───── Data lines

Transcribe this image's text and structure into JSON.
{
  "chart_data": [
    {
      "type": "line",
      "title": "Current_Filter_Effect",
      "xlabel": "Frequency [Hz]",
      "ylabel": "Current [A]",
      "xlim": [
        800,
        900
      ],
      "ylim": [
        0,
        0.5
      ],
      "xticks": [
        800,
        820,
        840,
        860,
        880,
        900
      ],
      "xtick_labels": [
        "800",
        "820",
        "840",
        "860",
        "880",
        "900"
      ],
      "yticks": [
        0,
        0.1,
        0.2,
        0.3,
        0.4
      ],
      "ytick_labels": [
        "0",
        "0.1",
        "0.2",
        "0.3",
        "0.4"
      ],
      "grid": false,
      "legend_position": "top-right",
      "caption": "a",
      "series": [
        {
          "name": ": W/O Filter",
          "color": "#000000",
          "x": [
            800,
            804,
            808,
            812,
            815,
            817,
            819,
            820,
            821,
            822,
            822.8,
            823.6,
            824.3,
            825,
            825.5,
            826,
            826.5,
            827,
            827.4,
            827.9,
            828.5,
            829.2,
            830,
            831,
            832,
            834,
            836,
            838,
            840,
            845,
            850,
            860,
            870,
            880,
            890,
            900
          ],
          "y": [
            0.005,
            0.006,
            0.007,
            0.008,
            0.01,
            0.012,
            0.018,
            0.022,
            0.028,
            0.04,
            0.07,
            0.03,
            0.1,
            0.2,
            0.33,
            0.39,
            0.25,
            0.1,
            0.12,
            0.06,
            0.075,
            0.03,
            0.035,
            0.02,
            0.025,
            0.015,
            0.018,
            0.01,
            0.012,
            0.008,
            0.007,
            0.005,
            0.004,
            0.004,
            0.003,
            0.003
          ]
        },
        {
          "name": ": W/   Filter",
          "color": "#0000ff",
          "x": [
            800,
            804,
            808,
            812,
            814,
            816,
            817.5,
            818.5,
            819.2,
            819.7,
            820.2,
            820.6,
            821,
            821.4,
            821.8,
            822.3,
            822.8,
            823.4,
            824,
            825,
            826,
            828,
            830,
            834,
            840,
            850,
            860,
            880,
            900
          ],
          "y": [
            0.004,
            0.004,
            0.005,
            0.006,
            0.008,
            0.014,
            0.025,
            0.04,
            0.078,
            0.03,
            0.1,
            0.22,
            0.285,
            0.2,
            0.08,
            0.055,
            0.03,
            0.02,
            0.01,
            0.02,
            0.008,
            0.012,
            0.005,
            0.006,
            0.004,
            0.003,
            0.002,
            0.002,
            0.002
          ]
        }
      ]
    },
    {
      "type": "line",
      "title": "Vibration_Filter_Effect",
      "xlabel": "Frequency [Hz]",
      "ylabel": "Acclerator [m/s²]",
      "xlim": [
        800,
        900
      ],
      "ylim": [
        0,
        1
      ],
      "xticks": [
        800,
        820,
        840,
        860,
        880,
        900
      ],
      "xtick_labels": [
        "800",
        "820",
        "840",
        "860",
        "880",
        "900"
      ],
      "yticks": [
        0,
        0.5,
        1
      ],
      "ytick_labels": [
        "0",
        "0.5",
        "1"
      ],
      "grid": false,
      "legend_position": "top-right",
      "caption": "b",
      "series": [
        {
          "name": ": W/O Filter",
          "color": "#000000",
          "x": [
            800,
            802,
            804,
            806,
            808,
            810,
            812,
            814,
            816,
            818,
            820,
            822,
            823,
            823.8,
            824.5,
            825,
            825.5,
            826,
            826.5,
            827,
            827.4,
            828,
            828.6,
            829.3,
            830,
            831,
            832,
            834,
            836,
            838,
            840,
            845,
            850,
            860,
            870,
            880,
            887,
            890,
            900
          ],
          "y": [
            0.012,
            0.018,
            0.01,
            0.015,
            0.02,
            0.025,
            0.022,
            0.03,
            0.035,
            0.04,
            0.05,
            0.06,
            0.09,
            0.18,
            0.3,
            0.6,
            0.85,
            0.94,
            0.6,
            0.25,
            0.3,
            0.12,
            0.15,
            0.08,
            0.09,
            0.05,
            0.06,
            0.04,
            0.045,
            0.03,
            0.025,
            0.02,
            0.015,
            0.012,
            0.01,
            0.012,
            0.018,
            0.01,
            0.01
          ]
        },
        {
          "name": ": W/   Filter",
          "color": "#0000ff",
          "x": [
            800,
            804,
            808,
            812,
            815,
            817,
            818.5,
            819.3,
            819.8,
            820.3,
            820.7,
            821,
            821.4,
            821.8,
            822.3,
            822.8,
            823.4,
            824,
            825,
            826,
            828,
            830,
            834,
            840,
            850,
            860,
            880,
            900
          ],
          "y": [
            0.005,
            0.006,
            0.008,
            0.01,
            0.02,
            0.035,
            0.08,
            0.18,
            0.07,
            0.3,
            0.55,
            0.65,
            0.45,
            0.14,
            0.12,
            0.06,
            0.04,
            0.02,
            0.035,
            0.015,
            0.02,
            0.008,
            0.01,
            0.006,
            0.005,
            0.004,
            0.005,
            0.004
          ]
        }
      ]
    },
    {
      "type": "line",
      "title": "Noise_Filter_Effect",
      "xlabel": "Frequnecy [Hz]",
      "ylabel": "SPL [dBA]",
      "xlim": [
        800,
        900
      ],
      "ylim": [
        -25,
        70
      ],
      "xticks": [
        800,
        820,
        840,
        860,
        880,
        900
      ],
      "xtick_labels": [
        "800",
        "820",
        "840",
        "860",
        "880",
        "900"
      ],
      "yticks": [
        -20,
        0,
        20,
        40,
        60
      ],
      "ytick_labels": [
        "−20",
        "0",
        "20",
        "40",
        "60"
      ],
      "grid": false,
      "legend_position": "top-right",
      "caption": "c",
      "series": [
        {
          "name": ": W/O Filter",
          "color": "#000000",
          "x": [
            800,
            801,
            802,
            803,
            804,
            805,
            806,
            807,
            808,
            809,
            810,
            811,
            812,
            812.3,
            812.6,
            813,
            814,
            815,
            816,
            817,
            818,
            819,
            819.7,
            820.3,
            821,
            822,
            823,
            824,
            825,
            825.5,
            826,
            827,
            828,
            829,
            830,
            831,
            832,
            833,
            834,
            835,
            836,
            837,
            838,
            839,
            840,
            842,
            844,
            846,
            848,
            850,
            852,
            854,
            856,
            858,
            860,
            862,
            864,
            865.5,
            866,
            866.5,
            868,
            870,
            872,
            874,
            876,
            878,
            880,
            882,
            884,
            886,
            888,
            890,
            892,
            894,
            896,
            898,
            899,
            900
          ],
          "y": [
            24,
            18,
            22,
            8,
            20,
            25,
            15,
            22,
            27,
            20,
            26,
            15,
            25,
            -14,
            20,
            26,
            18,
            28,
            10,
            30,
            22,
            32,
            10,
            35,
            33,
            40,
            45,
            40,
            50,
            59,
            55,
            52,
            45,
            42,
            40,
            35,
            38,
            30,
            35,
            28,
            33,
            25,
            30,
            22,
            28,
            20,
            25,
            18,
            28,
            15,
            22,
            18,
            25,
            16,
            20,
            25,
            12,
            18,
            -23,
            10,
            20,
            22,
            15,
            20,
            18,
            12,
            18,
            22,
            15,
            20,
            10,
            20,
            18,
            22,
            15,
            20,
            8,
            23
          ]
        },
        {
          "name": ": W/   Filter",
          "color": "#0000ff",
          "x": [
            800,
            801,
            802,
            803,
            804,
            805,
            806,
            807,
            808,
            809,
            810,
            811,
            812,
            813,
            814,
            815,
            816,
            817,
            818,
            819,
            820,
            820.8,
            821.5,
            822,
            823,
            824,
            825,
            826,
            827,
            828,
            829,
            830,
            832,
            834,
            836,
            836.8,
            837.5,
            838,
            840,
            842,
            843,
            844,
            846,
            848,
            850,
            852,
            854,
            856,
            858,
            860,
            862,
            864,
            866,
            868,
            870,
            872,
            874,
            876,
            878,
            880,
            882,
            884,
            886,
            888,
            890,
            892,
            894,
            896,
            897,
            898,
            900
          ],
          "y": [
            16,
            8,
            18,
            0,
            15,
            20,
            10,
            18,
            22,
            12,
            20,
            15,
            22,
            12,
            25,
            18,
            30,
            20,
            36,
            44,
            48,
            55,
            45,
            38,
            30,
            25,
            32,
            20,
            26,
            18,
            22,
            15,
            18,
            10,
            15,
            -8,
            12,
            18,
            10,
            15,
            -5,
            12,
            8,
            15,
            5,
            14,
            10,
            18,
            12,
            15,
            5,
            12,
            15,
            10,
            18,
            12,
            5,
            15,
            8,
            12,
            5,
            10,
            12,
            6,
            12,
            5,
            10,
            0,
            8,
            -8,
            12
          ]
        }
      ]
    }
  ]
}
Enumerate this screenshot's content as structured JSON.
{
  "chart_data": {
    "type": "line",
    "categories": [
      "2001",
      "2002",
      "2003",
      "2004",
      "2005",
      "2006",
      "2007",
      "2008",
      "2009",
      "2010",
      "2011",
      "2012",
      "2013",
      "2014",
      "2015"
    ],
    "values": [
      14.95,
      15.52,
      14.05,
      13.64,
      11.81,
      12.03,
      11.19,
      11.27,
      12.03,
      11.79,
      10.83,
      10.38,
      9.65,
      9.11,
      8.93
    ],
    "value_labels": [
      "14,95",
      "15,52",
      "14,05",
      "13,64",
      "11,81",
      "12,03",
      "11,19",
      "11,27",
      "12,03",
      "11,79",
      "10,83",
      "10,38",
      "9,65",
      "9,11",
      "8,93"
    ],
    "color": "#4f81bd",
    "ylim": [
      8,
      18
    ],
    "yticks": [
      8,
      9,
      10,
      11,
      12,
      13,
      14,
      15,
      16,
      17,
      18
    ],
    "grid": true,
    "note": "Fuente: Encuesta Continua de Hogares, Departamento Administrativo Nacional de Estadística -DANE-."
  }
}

──────────

Set problem: Repeat exactly the lines above, starting with the line that contains "Enumerate this screenshot's" and ending with the last line, both included, and nothing else.

Final result:
Enumerate this screenshot's content as structured JSON.
{
  "chart_data": {
    "type": "line",
    "categories": [
      "2001",
      "2002",
      "2003",
      "2004",
      "2005",
      "2006",
      "2007",
      "2008",
      "2009",
      "2010",
      "2011",
      "2012",
      "2013",
      "2014",
      "2015"
    ],
    "values": [
      14.95,
      15.52,
      14.05,
      13.64,
      11.81,
      12.03,
      11.19,
      11.27,
      12.03,
      11.79,
      10.83,
      10.38,
      9.65,
      9.11,
      8.93
    ],
    "value_labels": [
      "14,95",
      "15,52",
      "14,05",
      "13,64",
      "11,81",
      "12,03",
      "11,19",
      "11,27",
      "12,03",
      "11,79",
      "10,83",
      "10,38",
      "9,65",
      "9,11",
      "8,93"
    ],
    "color": "#4f81bd",
    "ylim": [
      8,
      18
    ],
    "yticks": [
      8,
      9,
      10,
      11,
      12,
      13,
      14,
      15,
      16,
      17,
      18
    ],
    "grid": true,
    "note": "Fuente: Encuesta Continua de Hogares, Departamento Administrativo Nacional de Estadística -DANE-."
  }
}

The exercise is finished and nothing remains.